> [ACTIVITY LIST]
(A) In the Fred Maltby Warner biography, how many cheese factories did Warner establish?
(B) Continue the Fred Maltby Warner biography from the point where it ends.

Fred Maltby Warner (July 21, 1865 – April 17, 1923) was an American politician. He served as the 26th governor of Michigan from 1905 to 1911.

Birth in England and early life in Michigan
Born in Hickling, Nottinghamshire, England, Warner spent most of his life in Michigan. Warner was orphaned at three months of age and adopted by a family in Farmington. His adoptive father, P. Dean Warner, served in both chambers of the state legislature during periods from 1852 to 1870.

He attended the common schools there and later attended the Michigan Agricultural College (now Michigan State University). He worked at his father's store and later, as a Farmington businessman and agriculturist, he established thirteen cheese factories.

Politics
As a prominent citizen he rose quickly in politics in 1894. From 1895 to 1898 he served in the Michigan Senate just as his father did. From 1901 until 1904 he served as the Michigan Secretary of State under Aaron T. Bliss.

In 1904, Warner was elected Governor of Michigan and served three terms, 1905–1911. He was known as a progressive governor advocating such policies as regulation of railroad and insurance, conservation, child labor laws and woman's suffrage. Also during his six years in office, a factory inspection bill was authorized, a direct primary election law was sanctioned and there was a promotion of highway construction.

> [EXTRACTED MATERIAL]

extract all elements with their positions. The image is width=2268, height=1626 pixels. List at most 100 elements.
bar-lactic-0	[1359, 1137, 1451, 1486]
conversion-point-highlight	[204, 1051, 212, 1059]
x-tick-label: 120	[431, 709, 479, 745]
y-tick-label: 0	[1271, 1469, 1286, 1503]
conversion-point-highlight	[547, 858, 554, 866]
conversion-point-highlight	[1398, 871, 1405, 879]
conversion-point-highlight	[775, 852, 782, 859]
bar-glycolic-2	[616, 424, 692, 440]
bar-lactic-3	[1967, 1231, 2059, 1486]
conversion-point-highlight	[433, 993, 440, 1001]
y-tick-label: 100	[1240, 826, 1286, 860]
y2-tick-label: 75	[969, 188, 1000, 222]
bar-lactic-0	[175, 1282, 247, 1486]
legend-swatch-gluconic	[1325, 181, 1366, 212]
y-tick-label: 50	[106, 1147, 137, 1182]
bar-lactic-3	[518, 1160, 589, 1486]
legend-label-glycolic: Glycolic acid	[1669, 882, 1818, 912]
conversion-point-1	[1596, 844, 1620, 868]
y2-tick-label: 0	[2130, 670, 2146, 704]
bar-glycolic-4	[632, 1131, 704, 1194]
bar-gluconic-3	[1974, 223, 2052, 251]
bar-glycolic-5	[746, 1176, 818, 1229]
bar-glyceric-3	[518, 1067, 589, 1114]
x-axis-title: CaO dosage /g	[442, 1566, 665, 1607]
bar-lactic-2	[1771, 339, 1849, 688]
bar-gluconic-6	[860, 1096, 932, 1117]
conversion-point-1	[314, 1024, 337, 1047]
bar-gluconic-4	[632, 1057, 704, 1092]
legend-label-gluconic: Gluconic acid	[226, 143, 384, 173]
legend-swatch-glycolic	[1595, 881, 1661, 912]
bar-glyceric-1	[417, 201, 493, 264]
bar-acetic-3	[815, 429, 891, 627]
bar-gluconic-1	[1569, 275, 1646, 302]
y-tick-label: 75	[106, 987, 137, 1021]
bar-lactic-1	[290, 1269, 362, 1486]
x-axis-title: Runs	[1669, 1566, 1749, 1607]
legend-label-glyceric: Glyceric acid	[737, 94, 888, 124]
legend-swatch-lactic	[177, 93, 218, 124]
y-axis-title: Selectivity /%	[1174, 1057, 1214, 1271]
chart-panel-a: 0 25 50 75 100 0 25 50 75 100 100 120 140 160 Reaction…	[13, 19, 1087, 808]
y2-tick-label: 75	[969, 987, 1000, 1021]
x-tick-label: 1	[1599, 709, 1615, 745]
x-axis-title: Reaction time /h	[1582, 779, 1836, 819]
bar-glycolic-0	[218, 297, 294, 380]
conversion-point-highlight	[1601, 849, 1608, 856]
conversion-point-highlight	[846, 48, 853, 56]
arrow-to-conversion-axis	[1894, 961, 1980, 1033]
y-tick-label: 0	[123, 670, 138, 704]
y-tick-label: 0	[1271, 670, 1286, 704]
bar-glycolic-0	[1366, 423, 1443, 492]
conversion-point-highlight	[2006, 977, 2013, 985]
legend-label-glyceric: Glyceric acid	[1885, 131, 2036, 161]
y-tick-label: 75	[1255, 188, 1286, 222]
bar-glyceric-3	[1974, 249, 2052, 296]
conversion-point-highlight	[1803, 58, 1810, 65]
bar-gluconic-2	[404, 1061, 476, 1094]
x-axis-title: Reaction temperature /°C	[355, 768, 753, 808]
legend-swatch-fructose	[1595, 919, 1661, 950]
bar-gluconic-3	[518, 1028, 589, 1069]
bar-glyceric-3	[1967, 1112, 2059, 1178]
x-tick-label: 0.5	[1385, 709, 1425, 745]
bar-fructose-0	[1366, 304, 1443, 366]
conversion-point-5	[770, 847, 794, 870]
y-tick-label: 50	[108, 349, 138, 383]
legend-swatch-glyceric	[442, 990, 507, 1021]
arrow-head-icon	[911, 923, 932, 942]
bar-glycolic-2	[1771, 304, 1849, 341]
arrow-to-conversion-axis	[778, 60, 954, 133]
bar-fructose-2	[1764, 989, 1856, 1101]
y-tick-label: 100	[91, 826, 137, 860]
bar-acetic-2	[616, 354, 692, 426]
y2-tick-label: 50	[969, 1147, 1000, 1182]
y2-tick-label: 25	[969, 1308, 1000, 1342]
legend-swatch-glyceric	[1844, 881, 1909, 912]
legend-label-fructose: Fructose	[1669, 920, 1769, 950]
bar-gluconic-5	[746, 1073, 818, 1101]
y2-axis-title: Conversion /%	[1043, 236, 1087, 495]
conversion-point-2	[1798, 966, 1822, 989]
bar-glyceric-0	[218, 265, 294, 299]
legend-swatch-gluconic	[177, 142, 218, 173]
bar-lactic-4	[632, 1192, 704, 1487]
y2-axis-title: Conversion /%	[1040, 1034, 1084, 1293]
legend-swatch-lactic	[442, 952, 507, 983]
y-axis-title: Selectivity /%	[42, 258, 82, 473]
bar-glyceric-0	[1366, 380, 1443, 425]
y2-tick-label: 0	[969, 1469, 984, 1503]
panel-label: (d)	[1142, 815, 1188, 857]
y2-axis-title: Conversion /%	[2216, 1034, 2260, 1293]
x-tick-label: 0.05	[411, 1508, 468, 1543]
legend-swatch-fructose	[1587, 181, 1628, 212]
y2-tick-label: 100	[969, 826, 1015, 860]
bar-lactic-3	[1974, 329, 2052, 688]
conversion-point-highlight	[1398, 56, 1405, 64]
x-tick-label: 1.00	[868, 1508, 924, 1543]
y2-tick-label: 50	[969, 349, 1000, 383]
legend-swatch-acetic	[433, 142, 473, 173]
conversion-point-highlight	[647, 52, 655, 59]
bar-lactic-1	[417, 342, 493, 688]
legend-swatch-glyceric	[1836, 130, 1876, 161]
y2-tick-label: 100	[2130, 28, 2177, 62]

> [RESPONSES TO THE EXERCISE]
(A) Thirteen.

(B)
Retirement and death
After leaving office, he stayed politically active. Warner was a member of the Freemasons, Shriners, Elks, Knights of Pythias, and Maccabees. In 1920, he began serving as a Republican National Committeeman until his death three years later. He died at the age of 57 from kidney failure and is interred at Oakwood Cemetery in Farmington, Michigan.

See also
List of U.S. state governors born outside the United States

References

The Political Graveyard
National Governors Association
Detroit News, April 17, 1923. "Fred M. Warner Dead in Florida: Three-Time Governor of State Loses Long Fight for Health in South."
 https://web.archive.org/web/20150110005136/http://ci.farmington.mi.us/Community/WarnerMansion/OverviewWarner.asp

Further reading
Fuller, George, Ed., Messages of the Governors of Michigan, Volume 4 (East Lansing, Michigan: Michigan State University Press) ; .

External links

1865 births
1923 deaths
American adoptees
American Freemasons
Methodists from Michigan
British emigrants to the United States
Burials in Michigan
Michigan State University alumni
Republican Party governors of Michigan
Republican Party Michigan state senators
People from Farmington, Michigan
People from Rushcliffe (district)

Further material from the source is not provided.